= Listed entries =

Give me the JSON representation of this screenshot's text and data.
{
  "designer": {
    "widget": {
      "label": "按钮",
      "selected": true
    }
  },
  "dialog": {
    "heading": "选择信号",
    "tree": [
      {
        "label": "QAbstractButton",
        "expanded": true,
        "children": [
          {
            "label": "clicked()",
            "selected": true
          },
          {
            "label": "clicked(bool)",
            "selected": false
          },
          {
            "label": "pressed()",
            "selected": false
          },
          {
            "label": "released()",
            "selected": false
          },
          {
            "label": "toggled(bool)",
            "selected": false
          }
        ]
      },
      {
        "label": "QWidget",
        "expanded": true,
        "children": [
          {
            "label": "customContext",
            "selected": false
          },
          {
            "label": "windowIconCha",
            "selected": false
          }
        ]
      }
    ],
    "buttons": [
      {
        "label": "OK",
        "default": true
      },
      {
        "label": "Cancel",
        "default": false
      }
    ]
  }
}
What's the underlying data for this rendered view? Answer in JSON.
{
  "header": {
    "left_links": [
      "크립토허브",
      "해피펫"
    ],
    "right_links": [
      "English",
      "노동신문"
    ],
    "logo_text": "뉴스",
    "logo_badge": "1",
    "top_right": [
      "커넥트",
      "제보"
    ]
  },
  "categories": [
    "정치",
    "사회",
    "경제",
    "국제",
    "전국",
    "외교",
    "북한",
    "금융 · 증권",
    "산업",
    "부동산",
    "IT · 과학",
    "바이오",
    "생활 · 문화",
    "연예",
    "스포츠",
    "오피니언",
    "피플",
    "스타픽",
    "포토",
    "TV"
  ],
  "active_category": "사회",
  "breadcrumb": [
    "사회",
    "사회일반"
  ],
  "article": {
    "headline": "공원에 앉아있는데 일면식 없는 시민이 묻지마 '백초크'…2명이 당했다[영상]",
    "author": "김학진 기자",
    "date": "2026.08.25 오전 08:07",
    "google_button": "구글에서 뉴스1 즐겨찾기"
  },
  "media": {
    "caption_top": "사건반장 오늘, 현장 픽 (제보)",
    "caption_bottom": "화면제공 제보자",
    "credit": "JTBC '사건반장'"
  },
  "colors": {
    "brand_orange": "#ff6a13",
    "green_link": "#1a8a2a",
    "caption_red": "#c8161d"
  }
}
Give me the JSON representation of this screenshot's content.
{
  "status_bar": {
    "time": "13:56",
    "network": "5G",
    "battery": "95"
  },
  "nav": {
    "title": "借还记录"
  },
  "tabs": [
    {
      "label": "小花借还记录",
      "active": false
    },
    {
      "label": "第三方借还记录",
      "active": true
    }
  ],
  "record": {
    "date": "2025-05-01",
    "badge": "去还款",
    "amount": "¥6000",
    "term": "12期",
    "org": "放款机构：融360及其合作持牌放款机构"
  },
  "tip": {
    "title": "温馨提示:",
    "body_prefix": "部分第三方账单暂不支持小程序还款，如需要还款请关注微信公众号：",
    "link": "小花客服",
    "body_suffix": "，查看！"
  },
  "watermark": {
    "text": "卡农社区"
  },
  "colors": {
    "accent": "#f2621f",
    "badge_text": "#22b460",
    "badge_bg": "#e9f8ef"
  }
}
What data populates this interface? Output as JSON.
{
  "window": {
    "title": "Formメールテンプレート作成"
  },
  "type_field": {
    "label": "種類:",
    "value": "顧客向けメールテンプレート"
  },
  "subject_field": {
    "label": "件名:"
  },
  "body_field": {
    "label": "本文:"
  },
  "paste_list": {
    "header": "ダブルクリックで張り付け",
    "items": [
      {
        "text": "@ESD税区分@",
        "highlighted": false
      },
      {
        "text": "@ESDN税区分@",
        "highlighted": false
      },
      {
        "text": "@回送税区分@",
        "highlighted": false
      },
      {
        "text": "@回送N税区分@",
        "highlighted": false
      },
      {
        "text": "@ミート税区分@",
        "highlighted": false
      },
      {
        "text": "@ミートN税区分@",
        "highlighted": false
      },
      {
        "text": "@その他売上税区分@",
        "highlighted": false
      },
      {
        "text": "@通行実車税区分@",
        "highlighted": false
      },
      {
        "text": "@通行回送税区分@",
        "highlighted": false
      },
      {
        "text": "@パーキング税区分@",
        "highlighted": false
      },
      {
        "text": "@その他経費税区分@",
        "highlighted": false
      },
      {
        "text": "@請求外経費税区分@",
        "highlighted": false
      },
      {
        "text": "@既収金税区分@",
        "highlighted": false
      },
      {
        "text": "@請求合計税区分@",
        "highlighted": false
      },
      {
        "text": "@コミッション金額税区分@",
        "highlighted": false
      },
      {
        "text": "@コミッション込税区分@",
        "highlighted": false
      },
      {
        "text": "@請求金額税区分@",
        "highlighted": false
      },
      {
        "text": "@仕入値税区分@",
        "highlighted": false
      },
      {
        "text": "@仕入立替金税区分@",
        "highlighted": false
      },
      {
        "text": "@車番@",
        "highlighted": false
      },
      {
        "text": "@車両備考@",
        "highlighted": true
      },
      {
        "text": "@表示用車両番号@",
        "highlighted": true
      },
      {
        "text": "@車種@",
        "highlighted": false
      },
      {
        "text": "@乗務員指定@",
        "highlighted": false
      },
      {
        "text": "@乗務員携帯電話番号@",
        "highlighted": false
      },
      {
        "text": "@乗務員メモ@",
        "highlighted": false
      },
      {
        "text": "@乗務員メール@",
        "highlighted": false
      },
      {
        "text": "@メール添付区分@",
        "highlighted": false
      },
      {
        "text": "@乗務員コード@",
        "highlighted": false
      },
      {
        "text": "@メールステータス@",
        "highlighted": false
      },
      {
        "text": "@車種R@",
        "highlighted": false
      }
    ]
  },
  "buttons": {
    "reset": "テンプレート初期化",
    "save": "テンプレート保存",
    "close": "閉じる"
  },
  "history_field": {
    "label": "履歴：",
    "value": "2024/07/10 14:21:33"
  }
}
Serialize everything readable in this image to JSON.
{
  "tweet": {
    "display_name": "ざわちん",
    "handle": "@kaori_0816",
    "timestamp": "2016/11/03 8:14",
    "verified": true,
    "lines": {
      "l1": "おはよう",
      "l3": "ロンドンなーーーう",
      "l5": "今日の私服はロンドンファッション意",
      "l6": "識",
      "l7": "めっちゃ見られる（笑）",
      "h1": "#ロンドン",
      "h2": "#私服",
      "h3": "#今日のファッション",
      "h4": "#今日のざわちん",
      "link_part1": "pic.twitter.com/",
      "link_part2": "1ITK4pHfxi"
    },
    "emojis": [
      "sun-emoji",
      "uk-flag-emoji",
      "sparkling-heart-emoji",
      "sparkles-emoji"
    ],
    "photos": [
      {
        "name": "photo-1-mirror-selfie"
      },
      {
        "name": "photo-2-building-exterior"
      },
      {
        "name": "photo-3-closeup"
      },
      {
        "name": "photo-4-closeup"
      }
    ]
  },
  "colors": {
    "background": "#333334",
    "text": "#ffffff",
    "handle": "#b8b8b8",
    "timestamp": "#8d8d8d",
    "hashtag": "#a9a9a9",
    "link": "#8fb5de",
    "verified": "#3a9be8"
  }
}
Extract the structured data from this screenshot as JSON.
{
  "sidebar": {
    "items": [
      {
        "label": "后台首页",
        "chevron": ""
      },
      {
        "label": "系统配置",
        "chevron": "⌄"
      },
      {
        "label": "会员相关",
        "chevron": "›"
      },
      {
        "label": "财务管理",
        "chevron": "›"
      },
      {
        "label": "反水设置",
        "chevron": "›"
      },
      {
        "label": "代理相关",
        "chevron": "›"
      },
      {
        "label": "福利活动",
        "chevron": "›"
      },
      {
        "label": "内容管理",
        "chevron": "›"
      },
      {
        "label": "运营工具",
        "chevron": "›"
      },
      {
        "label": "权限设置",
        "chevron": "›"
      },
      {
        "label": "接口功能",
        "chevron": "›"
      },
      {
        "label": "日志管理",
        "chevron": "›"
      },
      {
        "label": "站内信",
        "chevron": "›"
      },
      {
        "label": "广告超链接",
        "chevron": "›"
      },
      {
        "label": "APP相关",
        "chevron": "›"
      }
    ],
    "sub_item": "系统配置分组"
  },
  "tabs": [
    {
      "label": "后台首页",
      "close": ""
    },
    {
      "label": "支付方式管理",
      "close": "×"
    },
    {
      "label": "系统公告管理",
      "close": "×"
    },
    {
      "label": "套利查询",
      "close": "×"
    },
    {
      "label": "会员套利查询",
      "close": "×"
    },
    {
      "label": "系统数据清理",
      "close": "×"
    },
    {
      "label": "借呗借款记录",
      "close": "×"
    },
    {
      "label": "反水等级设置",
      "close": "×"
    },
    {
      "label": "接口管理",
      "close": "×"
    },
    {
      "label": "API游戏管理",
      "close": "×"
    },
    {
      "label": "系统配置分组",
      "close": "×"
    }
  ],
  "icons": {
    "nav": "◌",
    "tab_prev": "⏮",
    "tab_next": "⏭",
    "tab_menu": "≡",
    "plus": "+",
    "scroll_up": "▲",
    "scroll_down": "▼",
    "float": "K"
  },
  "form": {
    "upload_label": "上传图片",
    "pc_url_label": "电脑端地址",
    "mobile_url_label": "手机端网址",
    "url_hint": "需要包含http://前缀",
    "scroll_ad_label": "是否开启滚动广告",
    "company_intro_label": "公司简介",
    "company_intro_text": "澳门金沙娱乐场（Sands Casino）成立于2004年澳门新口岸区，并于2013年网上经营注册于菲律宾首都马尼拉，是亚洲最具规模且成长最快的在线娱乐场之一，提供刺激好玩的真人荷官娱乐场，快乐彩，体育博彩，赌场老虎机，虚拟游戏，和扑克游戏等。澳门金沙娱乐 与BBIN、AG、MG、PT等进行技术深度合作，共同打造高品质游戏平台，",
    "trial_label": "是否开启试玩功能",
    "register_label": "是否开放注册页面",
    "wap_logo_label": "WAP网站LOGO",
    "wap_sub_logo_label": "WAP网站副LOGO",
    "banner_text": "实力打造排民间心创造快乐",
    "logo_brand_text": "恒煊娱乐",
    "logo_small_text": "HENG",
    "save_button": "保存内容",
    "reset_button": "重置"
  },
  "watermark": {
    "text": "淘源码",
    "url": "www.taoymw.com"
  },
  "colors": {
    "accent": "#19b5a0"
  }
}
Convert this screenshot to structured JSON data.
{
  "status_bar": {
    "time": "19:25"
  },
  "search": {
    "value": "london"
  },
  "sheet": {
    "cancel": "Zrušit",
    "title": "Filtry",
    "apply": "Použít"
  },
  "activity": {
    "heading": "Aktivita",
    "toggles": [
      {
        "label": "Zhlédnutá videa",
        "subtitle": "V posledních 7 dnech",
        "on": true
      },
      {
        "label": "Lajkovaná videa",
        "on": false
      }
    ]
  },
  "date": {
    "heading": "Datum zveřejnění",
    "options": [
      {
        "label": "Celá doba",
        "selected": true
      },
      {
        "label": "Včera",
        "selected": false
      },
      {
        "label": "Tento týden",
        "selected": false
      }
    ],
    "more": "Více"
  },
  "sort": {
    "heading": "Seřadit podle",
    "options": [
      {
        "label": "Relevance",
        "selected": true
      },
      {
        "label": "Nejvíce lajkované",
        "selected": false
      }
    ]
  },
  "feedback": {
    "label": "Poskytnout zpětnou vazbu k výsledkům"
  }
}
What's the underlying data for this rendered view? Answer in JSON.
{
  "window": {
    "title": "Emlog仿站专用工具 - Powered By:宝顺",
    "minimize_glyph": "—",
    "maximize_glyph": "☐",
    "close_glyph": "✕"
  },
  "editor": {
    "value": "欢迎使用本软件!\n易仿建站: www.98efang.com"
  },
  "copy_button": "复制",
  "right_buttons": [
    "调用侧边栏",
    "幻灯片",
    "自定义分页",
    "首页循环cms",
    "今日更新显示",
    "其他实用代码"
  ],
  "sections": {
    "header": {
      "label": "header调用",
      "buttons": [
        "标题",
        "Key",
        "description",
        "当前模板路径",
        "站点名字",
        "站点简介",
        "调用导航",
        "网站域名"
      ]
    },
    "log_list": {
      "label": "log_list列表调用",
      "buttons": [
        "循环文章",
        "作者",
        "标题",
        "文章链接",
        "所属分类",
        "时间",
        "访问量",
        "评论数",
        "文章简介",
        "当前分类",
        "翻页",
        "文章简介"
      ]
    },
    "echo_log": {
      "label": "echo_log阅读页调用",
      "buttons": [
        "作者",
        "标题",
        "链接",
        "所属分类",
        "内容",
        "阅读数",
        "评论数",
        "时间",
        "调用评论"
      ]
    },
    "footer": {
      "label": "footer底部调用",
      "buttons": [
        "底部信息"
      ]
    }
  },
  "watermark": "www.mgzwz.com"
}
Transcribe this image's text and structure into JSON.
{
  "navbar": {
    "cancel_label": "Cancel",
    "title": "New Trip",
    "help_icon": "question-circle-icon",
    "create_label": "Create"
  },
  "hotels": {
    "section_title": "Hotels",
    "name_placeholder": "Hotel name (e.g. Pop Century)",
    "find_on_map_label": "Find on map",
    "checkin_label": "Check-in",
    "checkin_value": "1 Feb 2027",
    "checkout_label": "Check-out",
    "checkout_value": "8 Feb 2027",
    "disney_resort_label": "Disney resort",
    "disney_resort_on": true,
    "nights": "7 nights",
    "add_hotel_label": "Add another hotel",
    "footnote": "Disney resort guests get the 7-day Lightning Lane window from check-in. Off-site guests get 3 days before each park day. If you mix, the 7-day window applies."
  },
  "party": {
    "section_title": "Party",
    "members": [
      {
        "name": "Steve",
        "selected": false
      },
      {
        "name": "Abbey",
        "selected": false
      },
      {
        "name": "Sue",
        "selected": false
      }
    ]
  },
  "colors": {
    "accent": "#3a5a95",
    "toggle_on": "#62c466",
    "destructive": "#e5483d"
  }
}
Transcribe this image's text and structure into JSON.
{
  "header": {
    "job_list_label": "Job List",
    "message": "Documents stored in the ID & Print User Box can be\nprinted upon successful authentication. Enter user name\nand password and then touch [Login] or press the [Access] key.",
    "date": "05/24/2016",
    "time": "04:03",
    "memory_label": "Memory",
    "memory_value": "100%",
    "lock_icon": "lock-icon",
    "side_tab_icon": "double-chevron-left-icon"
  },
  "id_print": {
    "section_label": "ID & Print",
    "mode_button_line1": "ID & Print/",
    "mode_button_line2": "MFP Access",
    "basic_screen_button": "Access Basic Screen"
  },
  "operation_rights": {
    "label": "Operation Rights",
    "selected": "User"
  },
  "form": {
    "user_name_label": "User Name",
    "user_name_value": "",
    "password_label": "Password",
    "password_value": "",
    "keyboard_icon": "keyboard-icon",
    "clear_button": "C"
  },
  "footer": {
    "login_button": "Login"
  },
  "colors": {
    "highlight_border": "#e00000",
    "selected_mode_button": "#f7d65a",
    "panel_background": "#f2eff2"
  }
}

= Written task =
Check each line above for "screenshot" and return the ones that have it.

= Reply =
Give me the JSON representation of this screenshot's text and data.
Give me the JSON representation of this screenshot's content.
Extract the structured data from this screenshot as JSON.
Convert this screenshot to structured JSON data.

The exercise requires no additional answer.